__Problem to solve__.
Retype all of the entries word for word.

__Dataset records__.
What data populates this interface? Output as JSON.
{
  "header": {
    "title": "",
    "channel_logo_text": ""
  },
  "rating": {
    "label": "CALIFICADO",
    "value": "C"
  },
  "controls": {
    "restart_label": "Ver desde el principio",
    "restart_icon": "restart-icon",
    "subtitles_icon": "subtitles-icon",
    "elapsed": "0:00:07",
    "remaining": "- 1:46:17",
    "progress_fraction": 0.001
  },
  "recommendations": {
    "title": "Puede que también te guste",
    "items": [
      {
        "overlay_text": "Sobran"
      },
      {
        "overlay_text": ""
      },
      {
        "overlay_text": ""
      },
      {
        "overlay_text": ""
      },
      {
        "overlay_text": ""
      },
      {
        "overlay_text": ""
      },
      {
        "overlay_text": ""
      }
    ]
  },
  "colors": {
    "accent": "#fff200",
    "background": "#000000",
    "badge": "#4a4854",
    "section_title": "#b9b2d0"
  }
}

__Result below__.
What data populates this interface? Output as JSON.
{
  "header": {
    "title": "",
    "channel_logo_text": ""
  },
  "rating": {
    "label": "CALIFICADO",
    "value": "C"
  },
  "controls": {
    "restart_label": "Ver desde el principio",
    "restart_icon": "restart-icon",
    "subtitles_icon": "subtitles-icon",
    "elapsed": "0:00:07",
    "remaining": "- 1:46:17",
    "progress_fraction": 0.001
  },
  "recommendations": {
    "title": "Puede que también te guste",
    "items": [
      {
        "overlay_text": "Sobran"
      },
      {
        "overlay_text": ""
      },
      {
        "overlay_text": ""
      },
      {
        "overlay_text": ""
      },
      {
        "overlay_text": ""
      },
      {
        "overlay_text": ""
      },
      {
        "overlay_text": ""
      }
    ]
  },
  "colors": {
    "accent": "#fff200",
    "background": "#000000",
    "badge": "#4a4854",
    "section_title": "#b9b2d0"
  }
}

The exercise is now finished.